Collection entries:
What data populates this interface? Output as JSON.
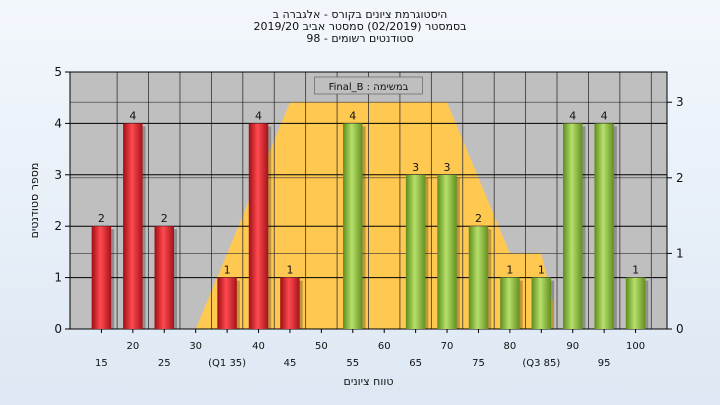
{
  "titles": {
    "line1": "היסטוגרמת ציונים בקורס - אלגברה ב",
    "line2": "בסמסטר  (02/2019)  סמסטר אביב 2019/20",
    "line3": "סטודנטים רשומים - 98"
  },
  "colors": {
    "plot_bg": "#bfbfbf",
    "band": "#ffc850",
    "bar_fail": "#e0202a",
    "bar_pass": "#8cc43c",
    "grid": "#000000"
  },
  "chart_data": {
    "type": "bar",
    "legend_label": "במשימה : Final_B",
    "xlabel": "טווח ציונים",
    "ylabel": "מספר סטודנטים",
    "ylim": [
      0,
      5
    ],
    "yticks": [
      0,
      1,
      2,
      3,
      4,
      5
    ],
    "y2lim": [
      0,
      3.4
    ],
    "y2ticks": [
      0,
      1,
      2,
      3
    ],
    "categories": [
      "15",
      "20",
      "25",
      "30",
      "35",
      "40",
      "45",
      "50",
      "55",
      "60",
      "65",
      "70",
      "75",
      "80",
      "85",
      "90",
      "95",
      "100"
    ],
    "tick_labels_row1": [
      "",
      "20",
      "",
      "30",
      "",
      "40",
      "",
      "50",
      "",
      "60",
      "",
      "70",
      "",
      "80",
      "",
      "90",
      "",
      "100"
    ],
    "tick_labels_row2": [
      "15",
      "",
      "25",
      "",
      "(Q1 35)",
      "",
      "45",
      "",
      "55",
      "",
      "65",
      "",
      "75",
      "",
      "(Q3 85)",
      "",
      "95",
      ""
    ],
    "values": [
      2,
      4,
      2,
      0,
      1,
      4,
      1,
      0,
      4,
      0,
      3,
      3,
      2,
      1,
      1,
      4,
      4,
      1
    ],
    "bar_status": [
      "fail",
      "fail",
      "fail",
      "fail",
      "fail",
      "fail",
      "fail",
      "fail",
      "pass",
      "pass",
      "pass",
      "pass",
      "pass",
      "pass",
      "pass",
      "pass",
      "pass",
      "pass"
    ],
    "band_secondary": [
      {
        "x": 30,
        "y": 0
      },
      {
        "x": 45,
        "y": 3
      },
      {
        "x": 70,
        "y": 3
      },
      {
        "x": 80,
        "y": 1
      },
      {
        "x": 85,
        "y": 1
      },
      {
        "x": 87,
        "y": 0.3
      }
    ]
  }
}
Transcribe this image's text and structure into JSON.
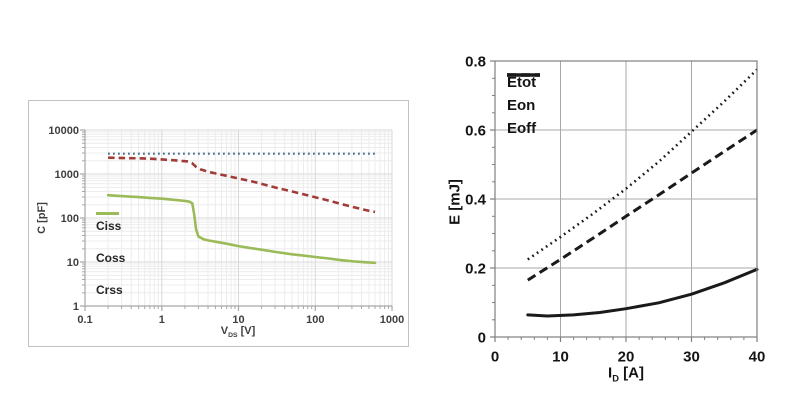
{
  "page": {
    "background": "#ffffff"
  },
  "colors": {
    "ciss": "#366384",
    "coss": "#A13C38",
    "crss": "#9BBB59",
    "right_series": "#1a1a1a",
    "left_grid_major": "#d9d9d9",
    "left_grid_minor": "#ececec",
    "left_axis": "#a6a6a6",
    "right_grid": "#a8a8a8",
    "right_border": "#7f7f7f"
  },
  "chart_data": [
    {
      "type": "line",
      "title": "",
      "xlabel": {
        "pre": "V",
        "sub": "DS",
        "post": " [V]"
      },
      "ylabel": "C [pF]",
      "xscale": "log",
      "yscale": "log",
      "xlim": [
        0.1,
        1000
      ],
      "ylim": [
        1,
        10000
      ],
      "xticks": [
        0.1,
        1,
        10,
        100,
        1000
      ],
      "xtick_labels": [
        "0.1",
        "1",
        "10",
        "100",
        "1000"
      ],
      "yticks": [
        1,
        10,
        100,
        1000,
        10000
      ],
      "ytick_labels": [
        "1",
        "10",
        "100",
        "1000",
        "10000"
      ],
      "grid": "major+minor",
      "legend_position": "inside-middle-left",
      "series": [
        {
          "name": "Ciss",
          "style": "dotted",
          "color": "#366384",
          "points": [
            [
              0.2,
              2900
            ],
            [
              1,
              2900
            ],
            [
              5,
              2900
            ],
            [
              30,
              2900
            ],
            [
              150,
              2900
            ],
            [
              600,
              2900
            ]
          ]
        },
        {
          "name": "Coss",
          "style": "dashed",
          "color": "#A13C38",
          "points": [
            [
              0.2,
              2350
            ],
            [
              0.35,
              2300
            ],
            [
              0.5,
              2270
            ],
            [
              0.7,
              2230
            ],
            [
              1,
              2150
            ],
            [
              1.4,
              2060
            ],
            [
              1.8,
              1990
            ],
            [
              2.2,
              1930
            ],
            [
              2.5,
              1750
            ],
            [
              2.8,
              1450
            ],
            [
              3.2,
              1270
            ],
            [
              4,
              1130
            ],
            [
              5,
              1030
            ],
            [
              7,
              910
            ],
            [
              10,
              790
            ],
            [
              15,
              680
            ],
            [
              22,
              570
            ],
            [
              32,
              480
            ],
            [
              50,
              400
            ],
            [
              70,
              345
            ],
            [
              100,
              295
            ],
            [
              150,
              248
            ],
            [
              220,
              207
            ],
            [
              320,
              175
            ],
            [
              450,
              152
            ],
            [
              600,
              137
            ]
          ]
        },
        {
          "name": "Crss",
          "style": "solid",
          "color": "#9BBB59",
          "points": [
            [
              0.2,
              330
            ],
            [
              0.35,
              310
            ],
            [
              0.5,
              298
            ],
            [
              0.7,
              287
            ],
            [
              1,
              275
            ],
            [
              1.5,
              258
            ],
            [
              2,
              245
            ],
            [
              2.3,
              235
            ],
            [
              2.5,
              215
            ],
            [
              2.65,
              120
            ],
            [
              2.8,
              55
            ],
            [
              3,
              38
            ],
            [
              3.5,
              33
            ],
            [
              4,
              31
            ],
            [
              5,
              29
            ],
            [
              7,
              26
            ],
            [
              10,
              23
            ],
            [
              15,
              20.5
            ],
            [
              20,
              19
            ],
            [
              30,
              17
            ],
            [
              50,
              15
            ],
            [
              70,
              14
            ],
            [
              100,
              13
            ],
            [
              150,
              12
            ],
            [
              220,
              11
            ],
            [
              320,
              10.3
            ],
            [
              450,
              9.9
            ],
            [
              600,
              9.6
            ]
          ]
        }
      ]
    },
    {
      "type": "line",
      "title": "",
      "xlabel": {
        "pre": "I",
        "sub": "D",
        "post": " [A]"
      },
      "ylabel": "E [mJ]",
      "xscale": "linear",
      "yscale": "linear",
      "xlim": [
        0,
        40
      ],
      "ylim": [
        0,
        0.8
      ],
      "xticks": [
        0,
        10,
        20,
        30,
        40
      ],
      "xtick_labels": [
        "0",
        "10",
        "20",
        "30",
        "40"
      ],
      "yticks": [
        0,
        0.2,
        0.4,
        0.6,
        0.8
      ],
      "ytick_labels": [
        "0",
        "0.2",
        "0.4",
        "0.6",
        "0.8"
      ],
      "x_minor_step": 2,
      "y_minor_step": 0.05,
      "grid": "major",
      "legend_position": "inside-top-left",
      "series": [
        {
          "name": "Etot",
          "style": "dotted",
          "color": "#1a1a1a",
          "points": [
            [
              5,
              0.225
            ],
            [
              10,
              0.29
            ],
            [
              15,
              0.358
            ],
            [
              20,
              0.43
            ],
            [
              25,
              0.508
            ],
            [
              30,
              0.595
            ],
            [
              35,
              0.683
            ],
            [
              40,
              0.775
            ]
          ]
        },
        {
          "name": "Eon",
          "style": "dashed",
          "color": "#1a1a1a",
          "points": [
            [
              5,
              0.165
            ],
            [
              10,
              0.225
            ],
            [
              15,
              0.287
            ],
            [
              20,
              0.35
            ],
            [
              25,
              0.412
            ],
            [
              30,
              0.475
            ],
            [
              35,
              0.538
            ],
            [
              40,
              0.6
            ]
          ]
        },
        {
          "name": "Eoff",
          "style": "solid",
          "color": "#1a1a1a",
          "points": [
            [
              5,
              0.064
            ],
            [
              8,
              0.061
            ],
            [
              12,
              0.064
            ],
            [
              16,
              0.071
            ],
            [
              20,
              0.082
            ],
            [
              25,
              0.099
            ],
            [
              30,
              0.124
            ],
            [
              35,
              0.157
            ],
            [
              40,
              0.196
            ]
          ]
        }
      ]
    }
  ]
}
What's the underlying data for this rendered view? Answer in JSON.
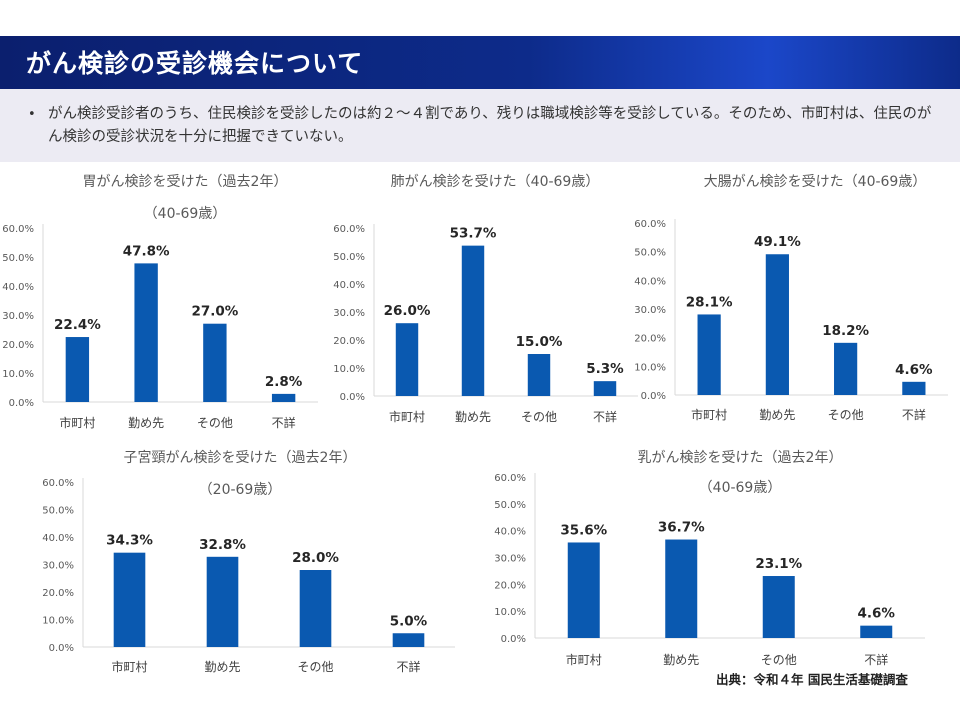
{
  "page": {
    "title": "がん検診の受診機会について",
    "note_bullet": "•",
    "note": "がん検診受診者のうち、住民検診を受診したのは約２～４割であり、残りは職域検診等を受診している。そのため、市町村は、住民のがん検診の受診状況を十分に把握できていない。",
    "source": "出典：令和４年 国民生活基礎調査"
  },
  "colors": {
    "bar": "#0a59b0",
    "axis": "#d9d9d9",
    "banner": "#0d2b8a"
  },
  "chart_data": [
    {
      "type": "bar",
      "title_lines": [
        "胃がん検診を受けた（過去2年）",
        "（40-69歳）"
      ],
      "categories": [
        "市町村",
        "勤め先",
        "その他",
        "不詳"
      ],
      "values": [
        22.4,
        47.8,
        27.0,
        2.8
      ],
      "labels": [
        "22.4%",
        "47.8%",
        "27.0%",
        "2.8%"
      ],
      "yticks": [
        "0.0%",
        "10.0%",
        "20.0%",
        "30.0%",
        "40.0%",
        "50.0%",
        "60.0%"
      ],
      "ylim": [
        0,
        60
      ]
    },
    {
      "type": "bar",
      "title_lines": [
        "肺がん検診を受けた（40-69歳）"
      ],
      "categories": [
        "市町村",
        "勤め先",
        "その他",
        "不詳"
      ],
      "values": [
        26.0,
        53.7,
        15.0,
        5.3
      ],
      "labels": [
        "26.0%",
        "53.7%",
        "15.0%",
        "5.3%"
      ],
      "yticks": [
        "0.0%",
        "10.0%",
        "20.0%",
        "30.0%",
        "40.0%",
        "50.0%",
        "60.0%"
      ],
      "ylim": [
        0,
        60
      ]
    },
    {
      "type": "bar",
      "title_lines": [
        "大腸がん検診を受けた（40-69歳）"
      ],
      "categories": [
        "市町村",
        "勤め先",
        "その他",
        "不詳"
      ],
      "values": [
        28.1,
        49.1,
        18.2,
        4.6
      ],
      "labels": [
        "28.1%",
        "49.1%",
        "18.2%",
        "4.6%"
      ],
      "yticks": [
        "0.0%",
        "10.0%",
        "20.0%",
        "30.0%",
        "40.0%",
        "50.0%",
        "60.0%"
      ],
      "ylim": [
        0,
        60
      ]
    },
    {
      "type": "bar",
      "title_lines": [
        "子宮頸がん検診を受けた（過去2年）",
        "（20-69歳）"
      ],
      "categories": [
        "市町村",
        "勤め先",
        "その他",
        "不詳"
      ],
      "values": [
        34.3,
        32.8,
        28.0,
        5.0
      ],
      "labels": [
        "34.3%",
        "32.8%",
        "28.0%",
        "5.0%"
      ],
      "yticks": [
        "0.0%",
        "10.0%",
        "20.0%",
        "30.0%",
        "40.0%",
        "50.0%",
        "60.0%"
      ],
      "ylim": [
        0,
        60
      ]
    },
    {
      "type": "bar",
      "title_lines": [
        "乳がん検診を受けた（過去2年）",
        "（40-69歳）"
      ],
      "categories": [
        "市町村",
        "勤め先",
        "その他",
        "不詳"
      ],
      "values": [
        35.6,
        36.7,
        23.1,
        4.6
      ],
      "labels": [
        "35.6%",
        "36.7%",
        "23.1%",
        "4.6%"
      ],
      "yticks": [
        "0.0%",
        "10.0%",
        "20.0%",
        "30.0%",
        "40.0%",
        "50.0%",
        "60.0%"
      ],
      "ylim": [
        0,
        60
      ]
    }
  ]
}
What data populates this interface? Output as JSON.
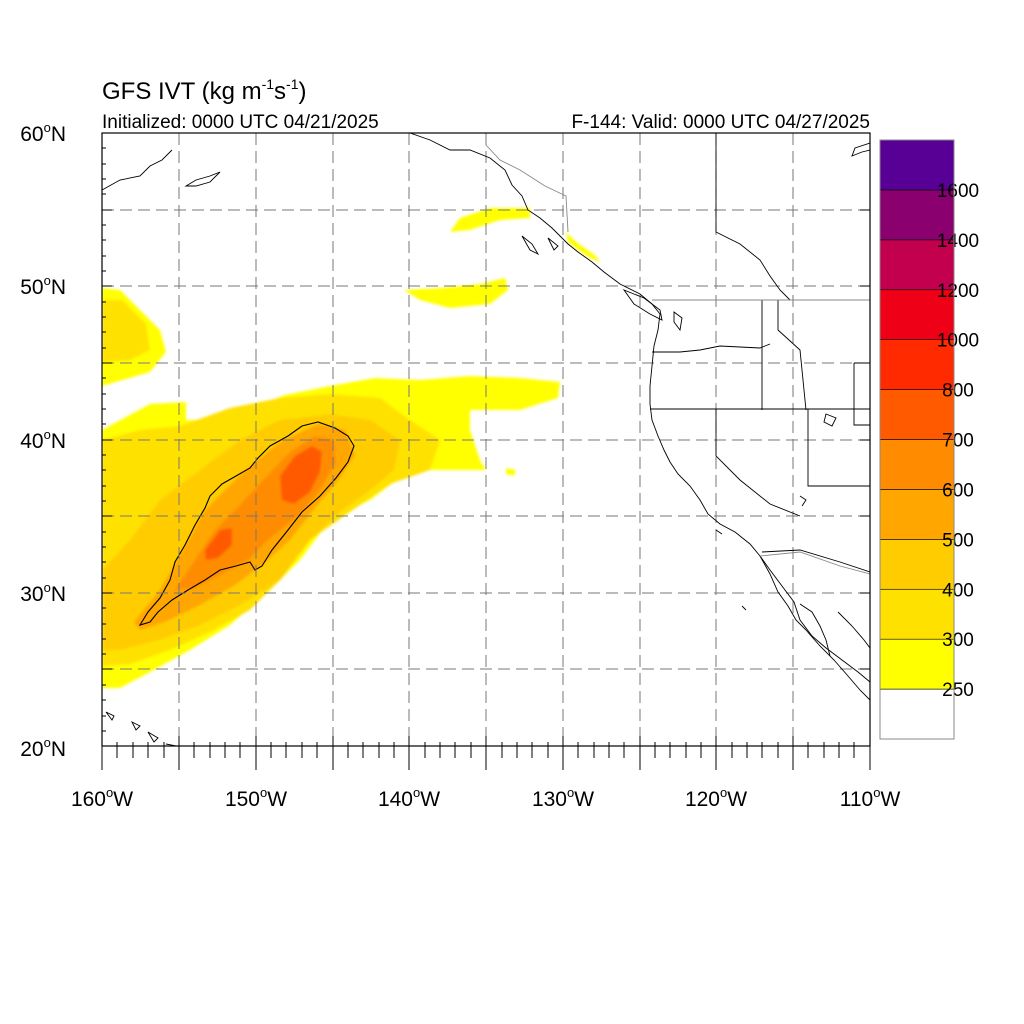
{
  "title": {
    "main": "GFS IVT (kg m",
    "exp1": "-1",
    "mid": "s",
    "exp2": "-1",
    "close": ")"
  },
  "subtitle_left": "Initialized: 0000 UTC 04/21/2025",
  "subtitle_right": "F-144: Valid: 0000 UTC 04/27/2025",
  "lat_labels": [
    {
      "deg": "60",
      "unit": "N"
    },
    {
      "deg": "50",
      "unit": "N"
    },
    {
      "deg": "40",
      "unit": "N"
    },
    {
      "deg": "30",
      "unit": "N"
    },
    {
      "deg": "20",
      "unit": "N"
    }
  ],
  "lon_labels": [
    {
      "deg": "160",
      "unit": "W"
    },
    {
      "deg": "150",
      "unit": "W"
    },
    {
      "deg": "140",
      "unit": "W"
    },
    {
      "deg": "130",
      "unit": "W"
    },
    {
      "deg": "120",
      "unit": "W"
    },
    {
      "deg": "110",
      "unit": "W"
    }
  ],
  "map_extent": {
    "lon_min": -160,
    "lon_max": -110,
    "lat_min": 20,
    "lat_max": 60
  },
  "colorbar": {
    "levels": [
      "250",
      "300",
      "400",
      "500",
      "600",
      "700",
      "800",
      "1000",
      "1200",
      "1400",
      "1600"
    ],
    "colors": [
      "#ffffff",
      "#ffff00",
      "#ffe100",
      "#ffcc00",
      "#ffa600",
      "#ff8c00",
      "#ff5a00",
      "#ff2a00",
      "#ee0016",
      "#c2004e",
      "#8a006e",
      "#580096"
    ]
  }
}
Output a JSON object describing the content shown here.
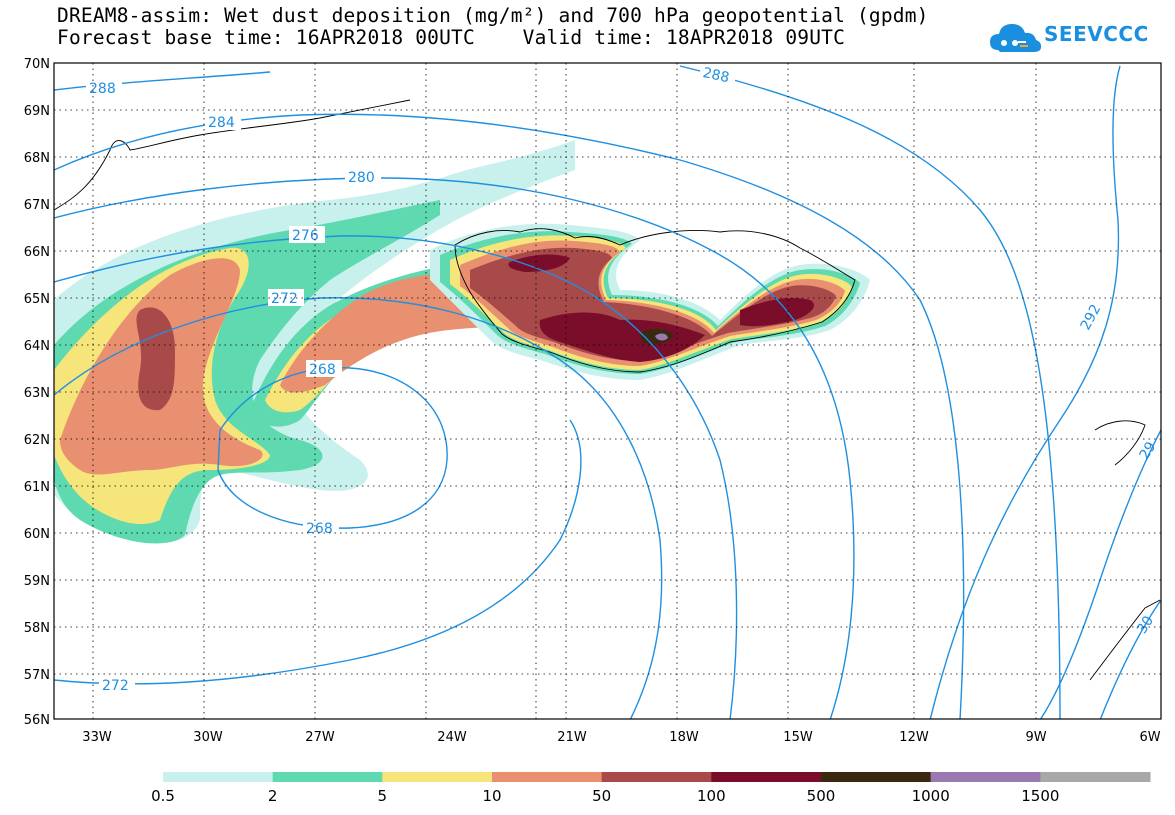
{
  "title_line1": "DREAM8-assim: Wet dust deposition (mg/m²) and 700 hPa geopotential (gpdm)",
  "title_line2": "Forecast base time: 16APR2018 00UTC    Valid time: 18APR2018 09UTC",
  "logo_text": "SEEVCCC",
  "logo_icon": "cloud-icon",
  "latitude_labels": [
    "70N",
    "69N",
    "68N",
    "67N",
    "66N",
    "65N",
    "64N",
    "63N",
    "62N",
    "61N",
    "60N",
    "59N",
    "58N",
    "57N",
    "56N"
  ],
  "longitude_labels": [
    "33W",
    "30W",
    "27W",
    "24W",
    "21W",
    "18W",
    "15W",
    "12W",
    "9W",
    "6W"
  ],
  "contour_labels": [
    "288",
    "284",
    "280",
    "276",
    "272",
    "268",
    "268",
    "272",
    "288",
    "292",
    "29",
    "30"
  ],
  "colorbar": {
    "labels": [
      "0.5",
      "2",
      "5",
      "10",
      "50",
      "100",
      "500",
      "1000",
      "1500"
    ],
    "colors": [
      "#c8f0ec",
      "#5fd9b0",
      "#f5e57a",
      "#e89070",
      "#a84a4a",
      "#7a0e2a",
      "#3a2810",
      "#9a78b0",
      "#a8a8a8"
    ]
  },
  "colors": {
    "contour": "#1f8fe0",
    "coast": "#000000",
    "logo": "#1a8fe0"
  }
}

• TO BE DONE
Consider the entries above and return each line with the string "JSON".

• SOLVED EXERCISE
What data populates this interface? Output as JSON.
Transcribe this image's text and structure into JSON.
What's the underlying data for this rendered view? Answer in JSON.
What data populates this interface? Output as JSON.
Output a JSON object describing the content shown here.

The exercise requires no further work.